[Task to carry out] Count every line in the following entries where the word "frac" appears. Give the count alone.

---- Data excerpts

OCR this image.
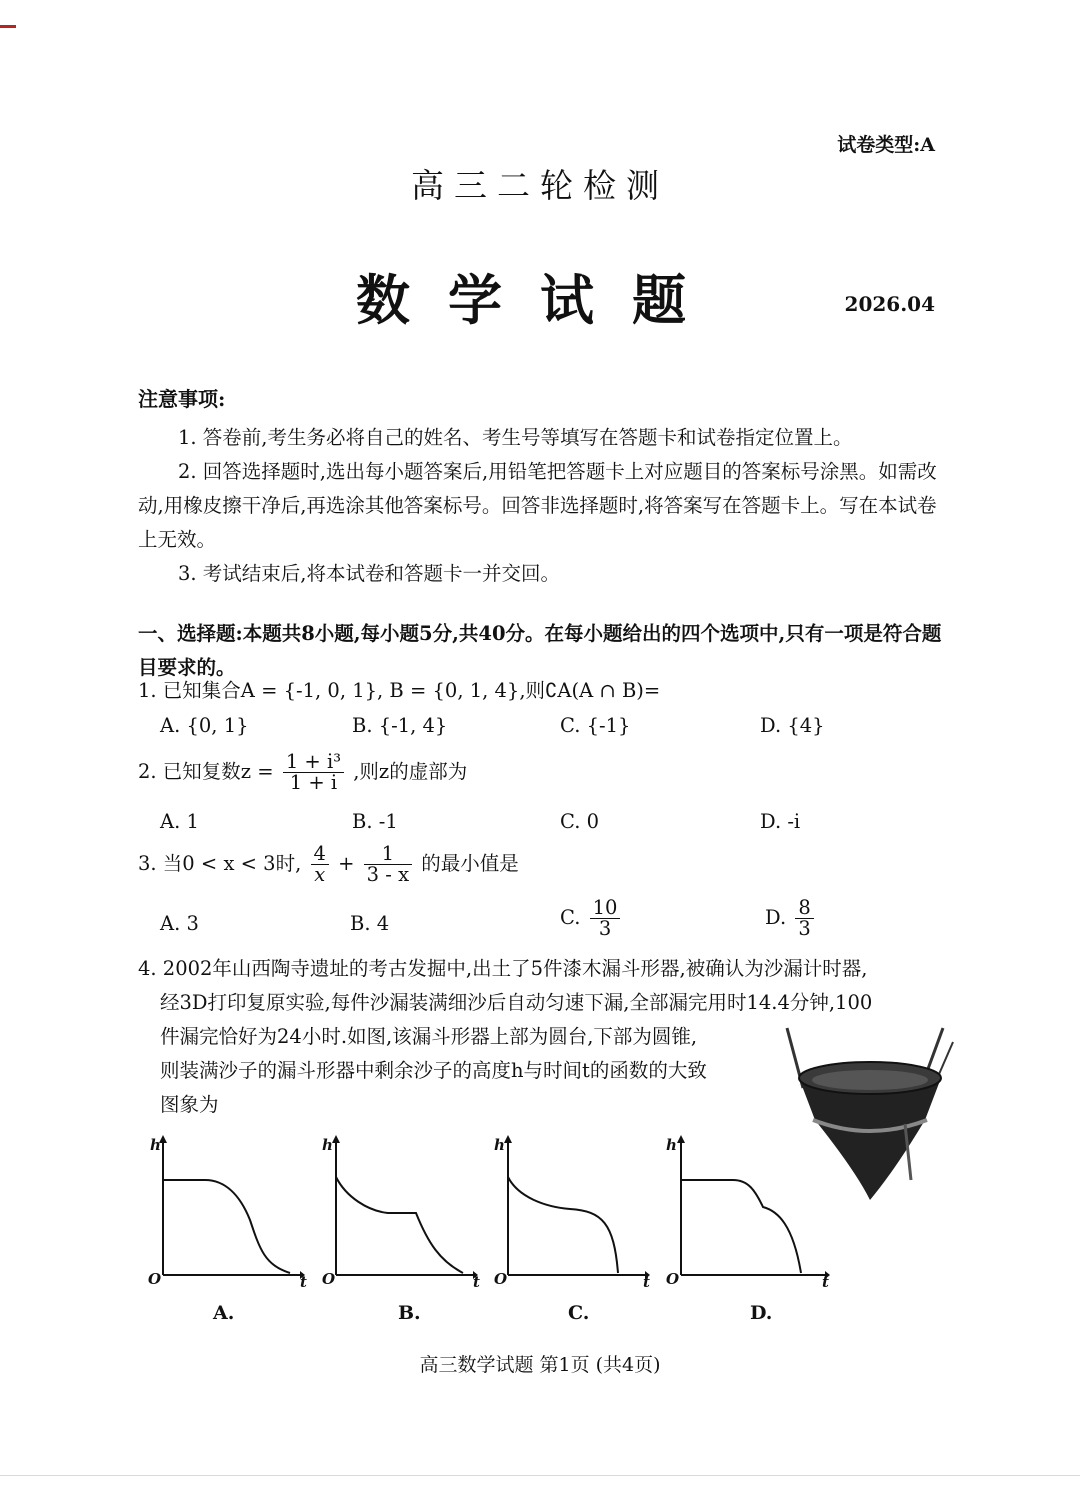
试卷类型:A
高三二轮检测
数学试题	2026.04
注意事项:
1. 答卷前,考生务必将自己的姓名、考生号等填写在答题卡和试卷指定位置上。
2. 回答选择题时,选出每小题答案后,用铅笔把答题卡上对应题目的答案标号涂黑。如需改动,用橡皮擦干净后,再选涂其他答案标号。回答非选择题时,将答案写在答题卡上。写在本试卷上无效。
3. 考试结束后,将本试卷和答题卡一并交回。
一、选择题:本题共8小题,每小题5分,共40分。在每小题给出的四个选项中,只有一项是符合题目要求的。
1. 已知集合A = {-1, 0, 1}, B = {0, 1, 4},则∁A(A ∩ B)=
A. {0, 1}	B. {-1, 4}	C. {-1}	D. {4}
2. 已知复数$z = \frac{\text{1 + i³}}{1 + i}$ ,则z的虚部为
A. 1	B. -1	C. 0	D. -i
3. 当0 < x < 3时, $\frac{4}{x} + \frac{1}{3 - x}$ 的最小值是
A. 3	B. 4	C. $\frac{10}{3}$	D. $\frac{8}{3}$
4. 2002年山西陶寺遗址的考古发掘中,出土了5件漆木漏斗形器,被确认为沙漏计时器,
经3D打印复原实验,每件沙漏装满细沙后自动匀速下漏,全部漏完用时14.4分钟,100
件漏完恰好为24小时.如图,该漏斗形器上部为圆台,下部为圆锥,
则装满沙子的漏斗形器中剩余沙子的高度h与时间t的函数的大致
图象为
h
t
O
A.
h
t
O
B.
h
t
O
C.
h
t
O
D.
高三数学试题 第1页 (共4页)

--------

[Response to this exercise] 3